[Data items]
-*-*-

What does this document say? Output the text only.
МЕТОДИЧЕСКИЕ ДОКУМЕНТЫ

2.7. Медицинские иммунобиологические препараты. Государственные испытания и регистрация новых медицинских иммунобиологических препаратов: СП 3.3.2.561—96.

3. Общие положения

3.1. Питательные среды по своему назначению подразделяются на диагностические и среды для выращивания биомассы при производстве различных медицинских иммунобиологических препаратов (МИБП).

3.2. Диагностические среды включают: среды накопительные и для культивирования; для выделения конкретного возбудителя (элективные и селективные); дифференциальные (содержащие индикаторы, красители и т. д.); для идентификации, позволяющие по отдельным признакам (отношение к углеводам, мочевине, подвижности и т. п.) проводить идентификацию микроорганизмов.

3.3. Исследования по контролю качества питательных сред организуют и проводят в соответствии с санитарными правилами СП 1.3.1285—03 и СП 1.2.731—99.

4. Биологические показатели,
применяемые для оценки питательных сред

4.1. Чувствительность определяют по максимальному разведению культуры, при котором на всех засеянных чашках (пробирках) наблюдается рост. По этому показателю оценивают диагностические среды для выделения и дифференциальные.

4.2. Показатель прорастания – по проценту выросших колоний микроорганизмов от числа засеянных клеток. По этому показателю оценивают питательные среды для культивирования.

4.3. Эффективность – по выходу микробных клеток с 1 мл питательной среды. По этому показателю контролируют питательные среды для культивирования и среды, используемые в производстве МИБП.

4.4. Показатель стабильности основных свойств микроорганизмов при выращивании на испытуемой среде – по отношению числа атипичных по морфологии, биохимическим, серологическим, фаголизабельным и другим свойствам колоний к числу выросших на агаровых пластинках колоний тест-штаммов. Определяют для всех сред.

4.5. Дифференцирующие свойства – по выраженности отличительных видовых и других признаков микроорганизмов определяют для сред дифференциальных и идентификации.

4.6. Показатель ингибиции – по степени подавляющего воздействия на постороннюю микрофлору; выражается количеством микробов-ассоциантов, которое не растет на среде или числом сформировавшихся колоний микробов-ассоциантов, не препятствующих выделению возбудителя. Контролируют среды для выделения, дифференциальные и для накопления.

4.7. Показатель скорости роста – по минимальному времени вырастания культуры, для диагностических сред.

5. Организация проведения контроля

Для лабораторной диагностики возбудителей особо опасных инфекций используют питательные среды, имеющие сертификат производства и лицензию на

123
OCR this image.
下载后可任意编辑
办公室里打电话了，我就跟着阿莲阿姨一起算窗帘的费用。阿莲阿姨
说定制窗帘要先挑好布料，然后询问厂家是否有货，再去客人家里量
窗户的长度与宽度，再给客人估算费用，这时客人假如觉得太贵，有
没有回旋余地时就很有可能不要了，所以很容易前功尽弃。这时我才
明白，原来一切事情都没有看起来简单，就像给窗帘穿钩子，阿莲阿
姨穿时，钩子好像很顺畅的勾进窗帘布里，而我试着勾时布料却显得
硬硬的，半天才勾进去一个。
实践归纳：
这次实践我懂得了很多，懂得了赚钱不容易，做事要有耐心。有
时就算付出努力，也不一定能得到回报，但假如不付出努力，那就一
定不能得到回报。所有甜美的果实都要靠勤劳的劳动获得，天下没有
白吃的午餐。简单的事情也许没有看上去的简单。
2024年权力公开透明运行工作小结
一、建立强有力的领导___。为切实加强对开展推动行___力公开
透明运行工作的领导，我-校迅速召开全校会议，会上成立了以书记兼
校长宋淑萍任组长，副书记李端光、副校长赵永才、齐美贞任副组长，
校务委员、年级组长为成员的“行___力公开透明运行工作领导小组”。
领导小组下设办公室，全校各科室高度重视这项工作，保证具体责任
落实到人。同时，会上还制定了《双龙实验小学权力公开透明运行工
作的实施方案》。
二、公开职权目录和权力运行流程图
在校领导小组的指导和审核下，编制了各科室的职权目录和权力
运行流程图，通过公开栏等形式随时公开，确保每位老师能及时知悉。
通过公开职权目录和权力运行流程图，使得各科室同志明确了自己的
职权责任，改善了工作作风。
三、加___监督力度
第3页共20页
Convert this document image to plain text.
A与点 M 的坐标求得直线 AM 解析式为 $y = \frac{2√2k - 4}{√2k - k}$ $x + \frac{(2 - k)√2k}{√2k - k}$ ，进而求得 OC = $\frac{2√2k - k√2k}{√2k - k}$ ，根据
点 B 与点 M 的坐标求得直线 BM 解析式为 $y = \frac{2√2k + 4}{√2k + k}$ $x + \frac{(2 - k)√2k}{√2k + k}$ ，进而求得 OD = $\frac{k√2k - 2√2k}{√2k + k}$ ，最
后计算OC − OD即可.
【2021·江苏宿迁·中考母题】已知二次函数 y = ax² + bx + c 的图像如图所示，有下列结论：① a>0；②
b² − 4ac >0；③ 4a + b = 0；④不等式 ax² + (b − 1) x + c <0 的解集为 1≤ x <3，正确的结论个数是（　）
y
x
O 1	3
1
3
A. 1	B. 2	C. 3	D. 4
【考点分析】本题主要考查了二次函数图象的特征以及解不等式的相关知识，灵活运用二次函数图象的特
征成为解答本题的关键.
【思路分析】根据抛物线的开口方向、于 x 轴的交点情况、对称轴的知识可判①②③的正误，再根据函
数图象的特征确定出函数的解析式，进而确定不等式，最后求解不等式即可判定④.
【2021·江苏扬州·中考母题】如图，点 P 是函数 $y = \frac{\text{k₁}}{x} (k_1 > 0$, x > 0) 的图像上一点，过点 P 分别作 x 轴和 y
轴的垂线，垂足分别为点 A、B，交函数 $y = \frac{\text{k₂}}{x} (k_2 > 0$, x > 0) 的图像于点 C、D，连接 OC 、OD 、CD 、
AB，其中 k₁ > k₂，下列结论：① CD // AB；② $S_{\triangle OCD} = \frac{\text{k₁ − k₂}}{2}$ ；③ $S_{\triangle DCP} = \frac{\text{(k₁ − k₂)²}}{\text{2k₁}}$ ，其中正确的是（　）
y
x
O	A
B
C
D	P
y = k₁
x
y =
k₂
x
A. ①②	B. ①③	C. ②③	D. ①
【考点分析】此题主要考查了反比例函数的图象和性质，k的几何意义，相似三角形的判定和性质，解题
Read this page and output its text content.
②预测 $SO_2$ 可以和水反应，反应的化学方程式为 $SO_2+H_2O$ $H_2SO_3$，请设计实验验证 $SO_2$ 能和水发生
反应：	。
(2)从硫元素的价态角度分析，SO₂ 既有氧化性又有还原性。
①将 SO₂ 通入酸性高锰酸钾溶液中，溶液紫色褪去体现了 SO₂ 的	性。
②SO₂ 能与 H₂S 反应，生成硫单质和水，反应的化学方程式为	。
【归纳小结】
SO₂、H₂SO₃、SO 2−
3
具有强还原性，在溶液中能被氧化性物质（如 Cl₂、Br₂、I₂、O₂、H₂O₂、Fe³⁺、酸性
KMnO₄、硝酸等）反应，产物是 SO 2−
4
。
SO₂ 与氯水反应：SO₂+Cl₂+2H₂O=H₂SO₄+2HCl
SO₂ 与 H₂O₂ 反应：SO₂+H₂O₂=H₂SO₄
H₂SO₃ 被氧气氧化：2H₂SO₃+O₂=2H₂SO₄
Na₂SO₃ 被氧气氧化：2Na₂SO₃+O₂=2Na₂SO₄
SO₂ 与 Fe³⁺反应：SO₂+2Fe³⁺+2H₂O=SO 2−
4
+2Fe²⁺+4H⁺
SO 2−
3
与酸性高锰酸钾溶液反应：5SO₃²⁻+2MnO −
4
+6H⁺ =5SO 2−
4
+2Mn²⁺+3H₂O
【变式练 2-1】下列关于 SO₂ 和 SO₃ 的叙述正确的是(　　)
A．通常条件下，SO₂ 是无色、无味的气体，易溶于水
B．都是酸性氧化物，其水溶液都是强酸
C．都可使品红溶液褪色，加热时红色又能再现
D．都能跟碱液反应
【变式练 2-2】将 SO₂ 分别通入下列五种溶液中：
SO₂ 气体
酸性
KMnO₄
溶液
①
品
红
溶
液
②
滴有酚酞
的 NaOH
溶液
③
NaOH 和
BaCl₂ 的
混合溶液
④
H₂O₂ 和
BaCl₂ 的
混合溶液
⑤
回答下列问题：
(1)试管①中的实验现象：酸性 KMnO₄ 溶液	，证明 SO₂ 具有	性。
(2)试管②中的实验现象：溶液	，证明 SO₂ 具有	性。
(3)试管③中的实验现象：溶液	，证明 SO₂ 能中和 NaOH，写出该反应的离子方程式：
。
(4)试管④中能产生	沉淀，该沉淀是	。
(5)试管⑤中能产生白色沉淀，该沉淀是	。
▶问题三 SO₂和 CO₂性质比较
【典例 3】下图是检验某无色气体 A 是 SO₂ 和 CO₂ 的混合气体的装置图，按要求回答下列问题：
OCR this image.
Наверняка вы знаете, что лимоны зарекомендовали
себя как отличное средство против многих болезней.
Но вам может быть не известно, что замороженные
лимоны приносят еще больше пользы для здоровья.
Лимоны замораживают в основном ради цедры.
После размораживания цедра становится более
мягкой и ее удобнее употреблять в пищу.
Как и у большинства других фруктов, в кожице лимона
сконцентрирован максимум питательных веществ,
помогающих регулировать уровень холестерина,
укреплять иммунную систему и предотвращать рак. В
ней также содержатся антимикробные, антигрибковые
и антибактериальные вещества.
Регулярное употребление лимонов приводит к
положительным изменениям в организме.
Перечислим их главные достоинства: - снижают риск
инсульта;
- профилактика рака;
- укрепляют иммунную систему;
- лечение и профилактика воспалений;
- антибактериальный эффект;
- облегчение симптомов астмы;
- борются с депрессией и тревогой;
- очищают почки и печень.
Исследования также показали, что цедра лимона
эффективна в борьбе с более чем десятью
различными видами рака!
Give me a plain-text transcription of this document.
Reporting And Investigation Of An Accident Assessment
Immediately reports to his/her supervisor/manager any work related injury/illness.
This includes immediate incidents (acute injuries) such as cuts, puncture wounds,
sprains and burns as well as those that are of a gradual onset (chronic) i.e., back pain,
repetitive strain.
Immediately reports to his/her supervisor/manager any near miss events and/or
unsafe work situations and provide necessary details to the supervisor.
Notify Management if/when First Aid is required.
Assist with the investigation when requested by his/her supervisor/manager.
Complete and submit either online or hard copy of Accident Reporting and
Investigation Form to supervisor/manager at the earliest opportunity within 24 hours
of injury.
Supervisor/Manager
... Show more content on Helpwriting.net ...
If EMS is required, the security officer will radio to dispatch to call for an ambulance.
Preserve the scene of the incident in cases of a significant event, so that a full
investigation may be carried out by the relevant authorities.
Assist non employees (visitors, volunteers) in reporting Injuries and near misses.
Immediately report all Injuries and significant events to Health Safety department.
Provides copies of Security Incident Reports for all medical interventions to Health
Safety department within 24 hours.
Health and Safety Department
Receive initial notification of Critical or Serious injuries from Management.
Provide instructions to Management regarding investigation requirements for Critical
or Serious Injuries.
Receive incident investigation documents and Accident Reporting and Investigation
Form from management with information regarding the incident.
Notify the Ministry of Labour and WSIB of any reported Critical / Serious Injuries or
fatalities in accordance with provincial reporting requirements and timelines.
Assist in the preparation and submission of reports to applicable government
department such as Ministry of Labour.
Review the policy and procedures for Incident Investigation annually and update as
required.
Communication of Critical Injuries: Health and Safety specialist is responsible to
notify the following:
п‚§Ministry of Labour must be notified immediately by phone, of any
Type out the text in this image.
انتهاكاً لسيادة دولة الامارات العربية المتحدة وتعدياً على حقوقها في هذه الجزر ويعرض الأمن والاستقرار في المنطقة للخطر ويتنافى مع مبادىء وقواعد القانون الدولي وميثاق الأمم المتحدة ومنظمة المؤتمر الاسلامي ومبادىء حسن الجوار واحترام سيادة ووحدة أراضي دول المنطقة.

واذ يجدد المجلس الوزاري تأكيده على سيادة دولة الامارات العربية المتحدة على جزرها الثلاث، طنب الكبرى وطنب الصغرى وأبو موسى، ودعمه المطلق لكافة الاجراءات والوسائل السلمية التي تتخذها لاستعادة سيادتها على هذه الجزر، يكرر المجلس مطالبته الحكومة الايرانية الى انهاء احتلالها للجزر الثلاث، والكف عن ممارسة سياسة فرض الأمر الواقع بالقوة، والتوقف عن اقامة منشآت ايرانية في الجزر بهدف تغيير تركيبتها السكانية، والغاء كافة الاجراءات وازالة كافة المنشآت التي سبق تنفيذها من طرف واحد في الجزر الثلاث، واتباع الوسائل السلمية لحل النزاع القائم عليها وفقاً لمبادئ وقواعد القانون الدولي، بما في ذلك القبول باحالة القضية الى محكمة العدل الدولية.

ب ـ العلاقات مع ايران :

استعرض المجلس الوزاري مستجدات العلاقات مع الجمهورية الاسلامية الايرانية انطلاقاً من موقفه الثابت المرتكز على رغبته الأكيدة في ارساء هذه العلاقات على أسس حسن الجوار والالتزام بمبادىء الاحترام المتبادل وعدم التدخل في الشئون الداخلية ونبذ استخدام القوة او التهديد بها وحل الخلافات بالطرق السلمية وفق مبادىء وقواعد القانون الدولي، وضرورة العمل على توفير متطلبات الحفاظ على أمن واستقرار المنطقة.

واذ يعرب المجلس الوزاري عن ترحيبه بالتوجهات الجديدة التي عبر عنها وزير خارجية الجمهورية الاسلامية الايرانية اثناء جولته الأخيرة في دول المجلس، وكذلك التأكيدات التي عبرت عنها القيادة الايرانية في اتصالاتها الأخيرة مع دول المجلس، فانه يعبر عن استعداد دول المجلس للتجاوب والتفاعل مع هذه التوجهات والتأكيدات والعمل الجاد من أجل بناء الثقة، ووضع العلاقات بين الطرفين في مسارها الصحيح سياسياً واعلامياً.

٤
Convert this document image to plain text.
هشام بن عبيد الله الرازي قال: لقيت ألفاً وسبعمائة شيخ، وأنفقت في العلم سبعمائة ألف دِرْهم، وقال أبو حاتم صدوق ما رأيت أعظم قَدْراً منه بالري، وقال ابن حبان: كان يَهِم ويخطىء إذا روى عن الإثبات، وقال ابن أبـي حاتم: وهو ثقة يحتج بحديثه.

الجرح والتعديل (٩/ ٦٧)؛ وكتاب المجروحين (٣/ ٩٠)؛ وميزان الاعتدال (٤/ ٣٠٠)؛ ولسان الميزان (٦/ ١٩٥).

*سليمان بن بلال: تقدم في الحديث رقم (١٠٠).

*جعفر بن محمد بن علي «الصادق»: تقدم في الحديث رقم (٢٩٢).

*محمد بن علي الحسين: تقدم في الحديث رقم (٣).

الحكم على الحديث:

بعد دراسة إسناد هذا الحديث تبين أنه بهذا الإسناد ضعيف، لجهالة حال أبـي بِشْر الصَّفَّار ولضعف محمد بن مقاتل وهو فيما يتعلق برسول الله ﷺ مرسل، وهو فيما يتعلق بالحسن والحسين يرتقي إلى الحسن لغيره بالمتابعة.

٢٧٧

-*-*-

■ Stated exercise
Using the listing above, show every line that includes the string "أبـي".

■ Solution below
هشام بن عبيد الله الرازي قال: لقيت ألفاً وسبعمائة شيخ، وأنفقت في العلم سبعمائة ألف دِرْهم، وقال أبو حاتم صدوق ما رأيت أعظم قَدْراً منه بالري، وقال ابن حبان: كان يَهِم ويخطىء إذا روى عن الإثبات، وقال ابن أبـي حاتم: وهو ثقة يحتج بحديثه.
بعد دراسة إسناد هذا الحديث تبين أنه بهذا الإسناد ضعيف، لجهالة حال أبـي بِشْر الصَّفَّار ولضعف محمد بن مقاتل وهو فيما يتعلق برسول الله ﷺ مرسل، وهو فيما يتعلق بالحسن والحسين يرتقي إلى الحسن لغيره بالمتابعة.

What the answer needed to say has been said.